Immobilienbranche: Ist das Personal fit für die Zukunft?
Die Unternehmen der Wohnungs- und Immobilienwirtschaft sehen in den Megatrends Klimaschutz, Nachhaltigkeit und Digitalisierung die gegenwärtig größten Herausforderungen für die Branche. Das wird in der aktuellen EBZ-Personalentwicklungsstudie deutlich.
Diesen Herausforderungen ist die Immobilienbranche auch bereit, sich stellen. Gleichzeitig werfen die Umfrageergebnisse die Frage auf, wie sich die Branche dafür fit machen kann. Denn während sich aus den technischen Erfordernissen der drei genannten Megatrends ein wachsender Bedarf an Mitarbeitern mit entsprechendem Know-how ergibt, ist ein überwältigender Teil der Unternehmen überzeugt, dass die Rekrutierung von technischen Führungs- (84 Prozent) und technischen Fachkräften (88 Prozent) immer schwieriger wird.
Megatrends der Immobilienbranche als Impulsgeber
Die Personalentwicklungsstudie, die das Forschungsinstitut InWIS im Auftrag des EBZ seit 2005 alle zwei Jahre erstellt, erfasst Trends und Tendenzen in der beruflichen Bildung und Personalentwicklung in der Immobilienbranche. An der Befragung nahmen im September und Oktober dieses Jahres 318 Unternehmen der Branche teil.
Neben einschlägigen Themen – Bedeutung bestimmter Qualifikationen und Abschlüsse, Anforderungen an Aus-, Fort- und Weiterbildung oder Bedarfe für Bildung und Ausbildung – werden auch Zukunftsthemen aufgegriffen. Die Erkenntnisse darüber, welche Trends als Impulsgeber angesehen werden, liefern wichtige Hinweise darauf, welche Anforderungen sich für Bildung, Weiterbildung und Personalentwicklung ergeben werden. Aktuell gehört auch das Thema Geschlechtergerechtigkeit in der Immobilienwirtschaft dazu.
Welche Megatrends sind für die Wohnungs- und Immobilienwirtschaft bis 2030 von prägender Relevanz? Hier ergibt sich eine klare Schwerpunktsetzung: Digitalisierung (86 Prozent) sowie Klimaschutz und Nachhaltigkeit (84 Prozent) finden sich ganz oben auf der Liste. Auch Demografie (74 Prozent) und E-Mobilität (62 Prozent) stehen hoch im Kurs, während Diversität (20 Prozent) als weniger einflussreich eingeschätzt wird. So weit, so erwartbar.

* ZU LÖSENDE AUFGABEN
1. Liste alle Megatrends auf, die der Text über die Immobilienbranche mit einer Prozentangabe zu ihrer Relevanz bis 2030 versieht, jeweils mit dem zugehörigen Wert.
2. Schreibe den Text über die Personalentwicklungsstudie der Immobilienbranche im Anschluss an seinen letzten Satz weiter.

* AUFGEFÜHRTES MATERIAL
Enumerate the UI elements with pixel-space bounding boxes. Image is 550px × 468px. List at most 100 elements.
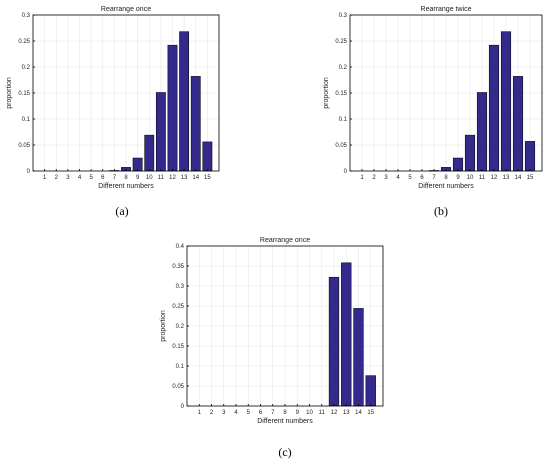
x-tick-label: 15 bbox=[527, 175, 534, 181]
x-tick-label: 14 bbox=[515, 175, 522, 181]
x-tick-label: 12 bbox=[169, 175, 176, 181]
x-tick-label: 7 bbox=[113, 175, 117, 181]
bar-13 bbox=[341, 262, 352, 407]
x-tick-label: 2 bbox=[210, 410, 214, 416]
x-tick-label: 3 bbox=[66, 175, 70, 181]
chart-title: Rearrange twice bbox=[421, 6, 472, 13]
chart-panel-1: 00.050.10.150.20.250.31 2 3 4 5 6 7 8 9 10 11 12 13 1… bbox=[6, 6, 220, 218]
x-tick-label: 9 bbox=[456, 175, 460, 181]
x-axis-label: Different numbers bbox=[257, 418, 313, 425]
y-tick-label: 0.3 bbox=[176, 284, 185, 290]
y-tick-label: 0.25 bbox=[18, 39, 30, 45]
y-tick-label: 0.2 bbox=[339, 65, 348, 71]
y-tick-label: 0.3 bbox=[22, 13, 31, 19]
y-tick-label: 0.05 bbox=[335, 143, 347, 149]
x-tick-label: 11 bbox=[479, 175, 486, 181]
y-tick-label: 0 bbox=[344, 169, 348, 175]
y-tick-label: 0.4 bbox=[176, 244, 185, 250]
y-axis-label: proportion bbox=[160, 310, 167, 342]
bar-15 bbox=[365, 375, 376, 407]
x-tick-label: 14 bbox=[355, 410, 362, 416]
x-tick-label: 10 bbox=[146, 175, 153, 181]
y-tick-label: 0.15 bbox=[18, 91, 30, 97]
x-tick-label: 13 bbox=[181, 175, 188, 181]
y-tick-label: 0.35 bbox=[172, 264, 184, 270]
x-tick-label: 10 bbox=[467, 175, 474, 181]
x-tick-label: 4 bbox=[396, 175, 400, 181]
x-tick-label: 1 bbox=[360, 175, 364, 181]
y-tick-label: 0.25 bbox=[172, 304, 184, 310]
bar-15 bbox=[524, 141, 536, 172]
chart-title: Rearrange once bbox=[101, 6, 151, 13]
chart-panel-3: 00.050.10.150.20.250.30.350.41 2 3 4 5 6 7 8 9 10… bbox=[160, 237, 384, 459]
panel-label: (c) bbox=[278, 445, 291, 459]
bar-11 bbox=[476, 92, 488, 172]
bar-14 bbox=[353, 308, 364, 407]
x-tick-label: 13 bbox=[343, 410, 350, 416]
y-tick-label: 0.1 bbox=[176, 364, 185, 370]
x-tick-label: 4 bbox=[234, 410, 238, 416]
y-axis-label: proportion bbox=[6, 77, 13, 109]
x-tick-label: 13 bbox=[503, 175, 510, 181]
y-tick-label: 0.15 bbox=[335, 91, 347, 97]
x-tick-label: 11 bbox=[319, 410, 326, 416]
x-tick-label: 1 bbox=[43, 175, 47, 181]
bar-12 bbox=[328, 276, 340, 407]
x-tick-label: 6 bbox=[259, 410, 263, 416]
x-tick-label: 7 bbox=[271, 410, 275, 416]
bar-14 bbox=[190, 76, 201, 172]
y-tick-label: 0.1 bbox=[339, 117, 348, 123]
y-tick-label: 0.05 bbox=[18, 143, 30, 149]
y-tick-label: 0 bbox=[27, 169, 31, 175]
bar-12 bbox=[167, 44, 178, 172]
bar-13 bbox=[179, 31, 190, 172]
chart-panel-2: 00.050.10.150.20.250.31 2 3 4 5 6 7 8 9 10 11 12 13 1… bbox=[323, 6, 543, 218]
x-tick-label: 9 bbox=[136, 175, 140, 181]
chart-title: Rearrange once bbox=[260, 237, 310, 244]
x-tick-label: 11 bbox=[158, 175, 165, 181]
x-tick-label: 7 bbox=[432, 175, 436, 181]
x-tick-label: 15 bbox=[204, 175, 211, 181]
x-tick-label: 10 bbox=[306, 410, 313, 416]
bar-12 bbox=[488, 44, 500, 172]
panel-label: (b) bbox=[434, 204, 448, 218]
x-tick-label: 2 bbox=[55, 175, 59, 181]
x-tick-label: 12 bbox=[491, 175, 498, 181]
bar-10 bbox=[464, 134, 476, 172]
x-tick-label: 6 bbox=[420, 175, 424, 181]
x-tick-label: 3 bbox=[222, 410, 226, 416]
x-tick-label: 6 bbox=[101, 175, 105, 181]
y-tick-label: 0.05 bbox=[172, 384, 184, 390]
x-tick-label: 5 bbox=[408, 175, 412, 181]
x-tick-label: 12 bbox=[331, 410, 338, 416]
x-tick-label: 5 bbox=[89, 175, 93, 181]
bar-14 bbox=[512, 76, 524, 172]
bar-15 bbox=[202, 141, 213, 172]
x-tick-label: 1 bbox=[198, 410, 202, 416]
y-tick-label: 0.3 bbox=[339, 13, 348, 19]
x-tick-label: 2 bbox=[372, 175, 376, 181]
y-tick-label: 0.2 bbox=[176, 324, 185, 330]
x-tick-label: 8 bbox=[124, 175, 128, 181]
bar-13 bbox=[500, 31, 512, 172]
y-tick-label: 0.15 bbox=[172, 344, 184, 350]
x-tick-label: 14 bbox=[192, 175, 199, 181]
x-tick-label: 5 bbox=[247, 410, 251, 416]
x-tick-label: 4 bbox=[78, 175, 82, 181]
x-tick-label: 3 bbox=[384, 175, 388, 181]
y-tick-label: 0.1 bbox=[22, 117, 31, 123]
x-tick-label: 8 bbox=[444, 175, 448, 181]
y-tick-label: 0.2 bbox=[22, 65, 31, 71]
panel-label: (a) bbox=[115, 204, 128, 218]
x-tick-label: 9 bbox=[296, 410, 300, 416]
x-tick-label: 15 bbox=[367, 410, 374, 416]
x-tick-label: 8 bbox=[283, 410, 287, 416]
x-axis-label: Different numbers bbox=[418, 183, 474, 190]
bar-11 bbox=[155, 92, 166, 172]
y-axis-label: proportion bbox=[323, 77, 330, 109]
x-axis-label: Different numbers bbox=[98, 183, 154, 190]
bar-10 bbox=[144, 134, 155, 172]
y-tick-label: 0 bbox=[181, 404, 185, 410]
y-tick-label: 0.25 bbox=[335, 39, 347, 45]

* GELÖSTE AUFGABEN
1.
- Digitalisierung: 86 Prozent
- Klimaschutz und Nachhaltigkeit: 84 Prozent
- Demografie: 74 Prozent
- E-Mobilität: 62 Prozent
- Diversität: 20 Prozent

2.
Nicht unbedingt erwartbar sind die Antworten auf die Frage, welche Themen für das eigene Unternehmen in den kommenden drei Jahren besonders wichtig werden. Auch hier wird mit weitem Abstand zuerst Digitalisierung und Technik (61,9 Prozent) genannt, allerdings schätzen die Unternehmen die Auswirkungen einiger Megatrends für sich selbst nicht gerade als hoch ein: 57,5 Prozent sehen beim Thema Klima und Nachhaltigkeit keinen Handlungsdruck – knapp 60 Prozent nicht beim Thema Personalrecruiting und -bindung.
Als "Stolpersteine" bei der Bewältigung dieser Herausforderungen werden am häufigsten politische Vorgaben (65,1 Prozent) genannt – auf Platz zwei landet der Fachkräftemangel (55 Prozent).
Vor dem Hintergrund der ehrgeizigen politischen Klima- und Nachhaltigkeitsziele liegt es auf der Hand, dass die Branche mit einer Fülle von Anforderungen und Investitionen rechnet. Damit die Umsetzung gelingt, sind aus Unternehmenssicht Beratungsangebote (66 Prozent) – zum Beispiel zu den Möglichkeiten der Fördermittelakquise – wichtig. Die Schaffung von Netzwerken zum Erfahrungsaustausch (51 Prozent) und spezielle Weiterbildungs- und Qualifizierungsmöglichkeiten (50 Prozent) sind ebenfalls von entscheidender Bedeutung. Relevant sind auch die Unterstützung bei der Akquise von Fach- und Führungskräften (15 Prozent) oder der Zugang zu Forschungsergebnissen (37 Prozent).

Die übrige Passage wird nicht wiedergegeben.